# Aim
In the listing below, identify each line with the word "name" and return those lines.
-- Begin --
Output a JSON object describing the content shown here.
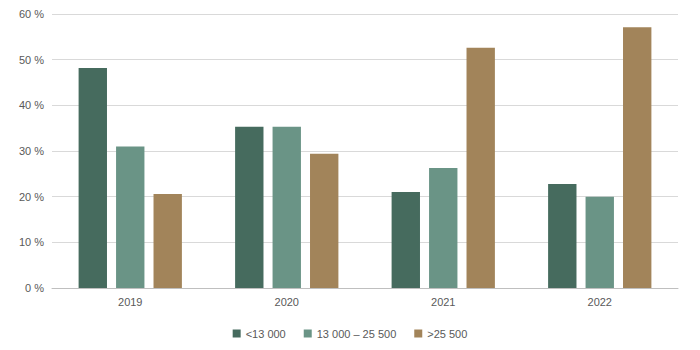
{
  "chart_data": {
    "type": "bar",
    "categories": [
      "2019",
      "2020",
      "2021",
      "2022"
    ],
    "series": [
      {
        "name": "<13 000",
        "color": "#466b5e",
        "values": [
          48.2,
          35.3,
          21.0,
          22.8
        ]
      },
      {
        "name": "13 000 – 25 500",
        "color": "#6a9486",
        "values": [
          31.0,
          35.3,
          26.3,
          20.0
        ]
      },
      {
        "name": ">25 500",
        "color": "#a2845a",
        "values": [
          20.6,
          29.4,
          52.6,
          57.1
        ]
      }
    ],
    "ylim": [
      0,
      60
    ],
    "yticks": [
      {
        "value": 0,
        "label": "0 %"
      },
      {
        "value": 10,
        "label": "10 %"
      },
      {
        "value": 20,
        "label": "20 %"
      },
      {
        "value": 30,
        "label": "30 %"
      },
      {
        "value": 40,
        "label": "40 %"
      },
      {
        "value": 50,
        "label": "50 %"
      },
      {
        "value": 60,
        "label": "60 %"
      }
    ],
    "grid": true,
    "legend": "bottom"
  }
}
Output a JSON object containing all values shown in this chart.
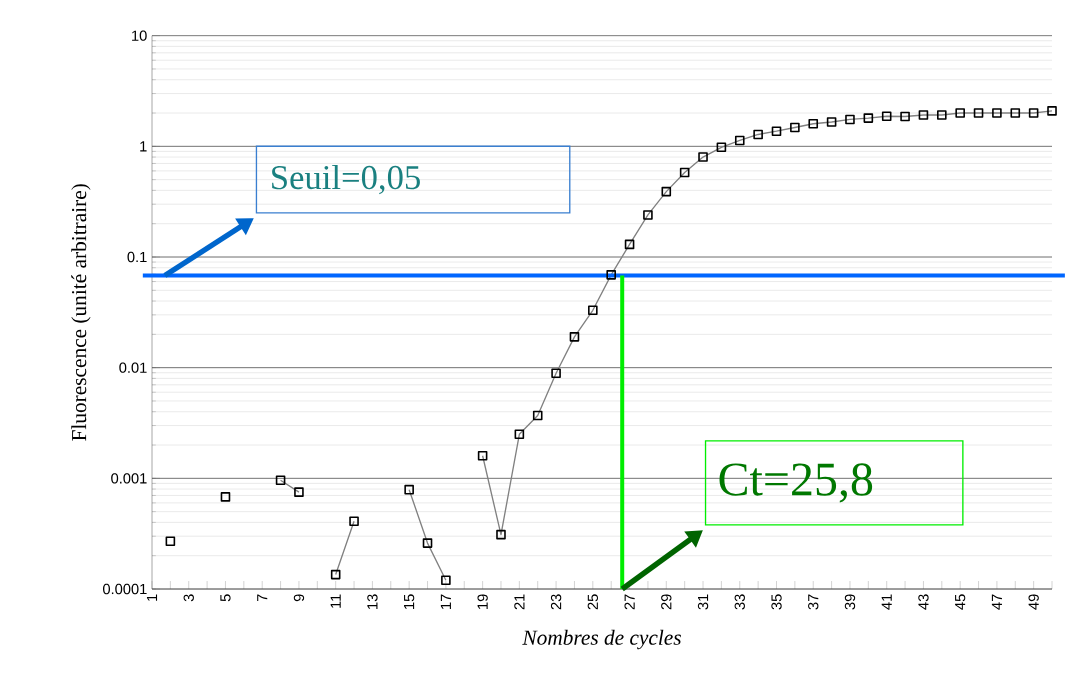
{
  "chart_data": {
    "type": "line",
    "xlabel": "Nombres de cycles",
    "ylabel": "Fluorescence (unité arbitraire)",
    "x": [
      2,
      3,
      4,
      5,
      6,
      7,
      8,
      9,
      10,
      11,
      12,
      13,
      14,
      15,
      16,
      17,
      18,
      19,
      20,
      21,
      22,
      23,
      24,
      25,
      26,
      27,
      28,
      29,
      30,
      31,
      32,
      33,
      34,
      35,
      36,
      37,
      38,
      39,
      40,
      41,
      42,
      43,
      44,
      45,
      46,
      47,
      48,
      49,
      50
    ],
    "series": [
      {
        "color": "#000000",
        "values": [
          0.00027,
          null,
          null,
          0.00068,
          null,
          null,
          0.00096,
          0.00075,
          null,
          0.000135,
          0.00041,
          null,
          null,
          0.00079,
          0.00026,
          0.00012,
          null,
          0.0016,
          0.00031,
          0.0025,
          0.0037,
          0.0089,
          0.019,
          0.033,
          0.069,
          0.13,
          0.24,
          0.39,
          0.58,
          0.8,
          0.98,
          1.13,
          1.28,
          1.37,
          1.48,
          1.6,
          1.66,
          1.75,
          1.8,
          1.87,
          1.86,
          1.92,
          1.92,
          2.0,
          2.0,
          2.0,
          2.0,
          2.0,
          2.09
        ]
      }
    ],
    "marker": "square",
    "line_style": "solid",
    "log": "y",
    "grid": "y",
    "xlim": [
      1,
      50
    ],
    "ylim": [
      0.0001,
      10
    ],
    "yticks": [
      0.0001,
      0.001,
      0.01,
      0.1,
      1,
      10
    ],
    "xticks": [
      1,
      {
        "value": 2,
        "label": null
      },
      3,
      {
        "value": 4,
        "label": null
      },
      5,
      {
        "value": 6,
        "label": null
      },
      7,
      {
        "value": 8,
        "label": null
      },
      9,
      {
        "value": 10,
        "label": null
      },
      11,
      {
        "value": 12,
        "label": null
      },
      13,
      {
        "value": 14,
        "label": null
      },
      15,
      {
        "value": 16,
        "label": null
      },
      17,
      {
        "value": 18,
        "label": null
      },
      19,
      {
        "value": 20,
        "label": null
      },
      21,
      {
        "value": 22,
        "label": null
      },
      23,
      {
        "value": 24,
        "label": null
      },
      25,
      {
        "value": 26,
        "label": null
      },
      27,
      {
        "value": 28,
        "label": null
      },
      29,
      {
        "value": 30,
        "label": null
      },
      31,
      {
        "value": 32,
        "label": null
      },
      33,
      {
        "value": 34,
        "label": null
      },
      35,
      {
        "value": 36,
        "label": null
      },
      37,
      {
        "value": 38,
        "label": null
      },
      39,
      {
        "value": 40,
        "label": null
      },
      41,
      {
        "value": 42,
        "label": null
      },
      43,
      {
        "value": 44,
        "label": null
      },
      45,
      {
        "value": 46,
        "label": null
      },
      47,
      {
        "value": 48,
        "label": null
      },
      49,
      {
        "value": 50,
        "label": null
      }
    ],
    "ref_lines": [
      {
        "axis": "y",
        "value": 0.068,
        "color": "#0066ff"
      },
      {
        "axis": "x",
        "value": 26.6,
        "color": "#00ee00"
      }
    ],
    "annotations": [
      {
        "text": "Seuil=0,05",
        "x": 1.7,
        "y": 0.068
      },
      {
        "text": "Ct=25,8",
        "x": 26.6,
        "y": 0.0001
      }
    ]
  }
}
-- End --
# Exercise answer
        "name": "<13 000",
        "name": "13 000 – 25 500",
        "name": ">25 500",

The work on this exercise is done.